**WRITTEN REQUEST**
Read the data and repeat it in full, exactly.

(Records excerpted from a collection)
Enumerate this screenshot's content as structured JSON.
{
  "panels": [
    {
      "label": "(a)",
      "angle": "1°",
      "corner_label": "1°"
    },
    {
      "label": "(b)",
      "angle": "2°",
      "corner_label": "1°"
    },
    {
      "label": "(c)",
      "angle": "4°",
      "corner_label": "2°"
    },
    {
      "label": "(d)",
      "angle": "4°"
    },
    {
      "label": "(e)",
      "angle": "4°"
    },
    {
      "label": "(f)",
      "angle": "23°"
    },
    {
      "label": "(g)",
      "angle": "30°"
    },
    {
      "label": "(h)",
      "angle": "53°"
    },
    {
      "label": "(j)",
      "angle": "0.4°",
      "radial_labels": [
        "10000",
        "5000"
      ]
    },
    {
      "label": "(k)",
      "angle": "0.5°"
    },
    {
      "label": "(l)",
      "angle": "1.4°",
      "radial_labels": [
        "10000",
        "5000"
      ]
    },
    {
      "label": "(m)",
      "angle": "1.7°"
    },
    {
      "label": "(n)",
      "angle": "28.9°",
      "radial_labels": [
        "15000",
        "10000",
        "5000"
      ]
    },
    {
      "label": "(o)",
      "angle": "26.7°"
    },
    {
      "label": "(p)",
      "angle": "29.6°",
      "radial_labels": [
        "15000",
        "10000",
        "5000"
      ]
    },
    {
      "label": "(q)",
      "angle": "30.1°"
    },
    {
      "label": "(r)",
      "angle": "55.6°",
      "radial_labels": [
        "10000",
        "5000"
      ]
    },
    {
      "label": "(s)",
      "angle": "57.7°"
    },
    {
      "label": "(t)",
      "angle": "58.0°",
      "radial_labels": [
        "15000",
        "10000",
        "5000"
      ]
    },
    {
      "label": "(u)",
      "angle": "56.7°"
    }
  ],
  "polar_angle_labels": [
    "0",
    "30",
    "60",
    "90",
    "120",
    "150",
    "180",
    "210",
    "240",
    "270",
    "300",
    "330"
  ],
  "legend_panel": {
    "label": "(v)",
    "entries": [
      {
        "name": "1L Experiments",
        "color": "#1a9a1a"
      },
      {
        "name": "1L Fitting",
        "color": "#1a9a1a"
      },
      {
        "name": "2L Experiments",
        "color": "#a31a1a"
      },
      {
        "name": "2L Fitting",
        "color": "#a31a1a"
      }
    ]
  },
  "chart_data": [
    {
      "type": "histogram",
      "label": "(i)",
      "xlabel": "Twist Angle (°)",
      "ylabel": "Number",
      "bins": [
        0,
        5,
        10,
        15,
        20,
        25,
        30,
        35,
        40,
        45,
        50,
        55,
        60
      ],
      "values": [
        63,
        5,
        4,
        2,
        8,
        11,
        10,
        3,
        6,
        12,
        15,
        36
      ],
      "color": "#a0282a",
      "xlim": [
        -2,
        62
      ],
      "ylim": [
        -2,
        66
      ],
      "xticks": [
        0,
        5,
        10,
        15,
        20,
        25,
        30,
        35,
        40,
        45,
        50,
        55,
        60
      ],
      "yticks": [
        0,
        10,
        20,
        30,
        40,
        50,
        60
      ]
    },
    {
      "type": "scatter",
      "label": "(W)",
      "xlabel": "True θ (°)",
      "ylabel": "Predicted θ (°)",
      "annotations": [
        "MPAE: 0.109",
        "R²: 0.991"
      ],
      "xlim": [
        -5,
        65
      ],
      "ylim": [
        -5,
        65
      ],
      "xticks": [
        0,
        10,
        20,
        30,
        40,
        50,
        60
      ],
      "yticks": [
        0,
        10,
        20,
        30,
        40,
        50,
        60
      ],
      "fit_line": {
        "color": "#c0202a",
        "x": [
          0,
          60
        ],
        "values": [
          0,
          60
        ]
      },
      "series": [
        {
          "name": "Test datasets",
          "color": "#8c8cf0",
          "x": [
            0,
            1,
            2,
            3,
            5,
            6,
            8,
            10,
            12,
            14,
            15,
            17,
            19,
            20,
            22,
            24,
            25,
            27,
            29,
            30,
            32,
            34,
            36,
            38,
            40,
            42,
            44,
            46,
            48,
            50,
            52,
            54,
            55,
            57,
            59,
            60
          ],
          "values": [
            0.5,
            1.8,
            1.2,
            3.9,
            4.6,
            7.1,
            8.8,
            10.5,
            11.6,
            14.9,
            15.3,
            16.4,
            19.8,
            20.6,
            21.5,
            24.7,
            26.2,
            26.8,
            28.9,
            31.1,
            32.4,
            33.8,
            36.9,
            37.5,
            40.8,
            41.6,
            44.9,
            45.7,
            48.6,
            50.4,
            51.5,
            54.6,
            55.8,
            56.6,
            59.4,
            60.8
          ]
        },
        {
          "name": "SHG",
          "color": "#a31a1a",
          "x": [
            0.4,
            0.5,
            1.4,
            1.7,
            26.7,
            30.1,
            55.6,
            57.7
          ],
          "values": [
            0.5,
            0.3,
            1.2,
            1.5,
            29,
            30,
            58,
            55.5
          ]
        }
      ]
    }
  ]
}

**CORRECT OUTPUT**
Enumerate this screenshot's content as structured JSON.
{
  "panels": [
    {
      "label": "(a)",
      "angle": "1°",
      "corner_label": "1°"
    },
    {
      "label": "(b)",
      "angle": "2°",
      "corner_label": "1°"
    },
    {
      "label": "(c)",
      "angle": "4°",
      "corner_label": "2°"
    },
    {
      "label": "(d)",
      "angle": "4°"
    },
    {
      "label": "(e)",
      "angle": "4°"
    },
    {
      "label": "(f)",
      "angle": "23°"
    },
    {
      "label": "(g)",
      "angle": "30°"
    },
    {
      "label": "(h)",
      "angle": "53°"
    },
    {
      "label": "(j)",
      "angle": "0.4°",
      "radial_labels": [
        "10000",
        "5000"
      ]
    },
    {
      "label": "(k)",
      "angle": "0.5°"
    },
    {
      "label": "(l)",
      "angle": "1.4°",
      "radial_labels": [
        "10000",
        "5000"
      ]
    },
    {
      "label": "(m)",
      "angle": "1.7°"
    },
    {
      "label": "(n)",
      "angle": "28.9°",
      "radial_labels": [
        "15000",
        "10000",
        "5000"
      ]
    },
    {
      "label": "(o)",
      "angle": "26.7°"
    },
    {
      "label": "(p)",
      "angle": "29.6°",
      "radial_labels": [
        "15000",
        "10000",
        "5000"
      ]
    },
    {
      "label": "(q)",
      "angle": "30.1°"
    },
    {
      "label": "(r)",
      "angle": "55.6°",
      "radial_labels": [
        "10000",
        "5000"
      ]
    },
    {
      "label": "(s)",
      "angle": "57.7°"
    },
    {
      "label": "(t)",
      "angle": "58.0°",
      "radial_labels": [
        "15000",
        "10000",
        "5000"
      ]
    },
    {
      "label": "(u)",
      "angle": "56.7°"
    }
  ],
  "polar_angle_labels": [
    "0",
    "30",
    "60",
    "90",
    "120",
    "150",
    "180",
    "210",
    "240",
    "270",
    "300",
    "330"
  ],
  "legend_panel": {
    "label": "(v)",
    "entries": [
      {
        "name": "1L Experiments",
        "color": "#1a9a1a"
      },
      {
        "name": "1L Fitting",
        "color": "#1a9a1a"
      },
      {
        "name": "2L Experiments",
        "color": "#a31a1a"
      },
      {
        "name": "2L Fitting",
        "color": "#a31a1a"
      }
    ]
  },
  "chart_data": [
    {
      "type": "histogram",
      "label": "(i)",
      "xlabel": "Twist Angle (°)",
      "ylabel": "Number",
      "bins": [
        0,
        5,
        10,
        15,
        20,
        25,
        30,
        35,
        40,
        45,
        50,
        55,
        60
      ],
      "values": [
        63,
        5,
        4,
        2,
        8,
        11,
        10,
        3,
        6,
        12,
        15,
        36
      ],
      "color": "#a0282a",
      "xlim": [
        -2,
        62
      ],
      "ylim": [
        -2,
        66
      ],
      "xticks": [
        0,
        5,
        10,
        15,
        20,
        25,
        30,
        35,
        40,
        45,
        50,
        55,
        60
      ],
      "yticks": [
        0,
        10,
        20,
        30,
        40,
        50,
        60
      ]
    },
    {
      "type": "scatter",
      "label": "(W)",
      "xlabel": "True θ (°)",
      "ylabel": "Predicted θ (°)",
      "annotations": [
        "MPAE: 0.109",
        "R²: 0.991"
      ],
      "xlim": [
        -5,
        65
      ],
      "ylim": [
        -5,
        65
      ],
      "xticks": [
        0,
        10,
        20,
        30,
        40,
        50,
        60
      ],
      "yticks": [
        0,
        10,
        20,
        30,
        40,
        50,
        60
      ],
      "fit_line": {
        "color": "#c0202a",
        "x": [
          0,
          60
        ],
        "values": [
          0,
          60
        ]
      },
      "series": [
        {
          "name": "Test datasets",
          "color": "#8c8cf0",
          "x": [
            0,
            1,
            2,
            3,
            5,
            6,
            8,
            10,
            12,
            14,
            15,
            17,
            19,
            20,
            22,
            24,
            25,
            27,
            29,
            30,
            32,
            34,
            36,
            38,
            40,
            42,
            44,
            46,
            48,
            50,
            52,
            54,
            55,
            57,
            59,
            60
          ],
          "values": [
            0.5,
            1.8,
            1.2,
            3.9,
            4.6,
            7.1,
            8.8,
            10.5,
            11.6,
            14.9,
            15.3,
            16.4,
            19.8,
            20.6,
            21.5,
            24.7,
            26.2,
            26.8,
            28.9,
            31.1,
            32.4,
            33.8,
            36.9,
            37.5,
            40.8,
            41.6,
            44.9,
            45.7,
            48.6,
            50.4,
            51.5,
            54.6,
            55.8,
            56.6,
            59.4,
            60.8
          ]
        },
        {
          "name": "SHG",
          "color": "#a31a1a",
          "x": [
            0.4,
            0.5,
            1.4,
            1.7,
            26.7,
            30.1,
            55.6,
            57.7
          ],
          "values": [
            0.5,
            0.3,
            1.2,
            1.5,
            29,
            30,
            58,
            55.5
          ]
        }
      ]
    }
  ]
}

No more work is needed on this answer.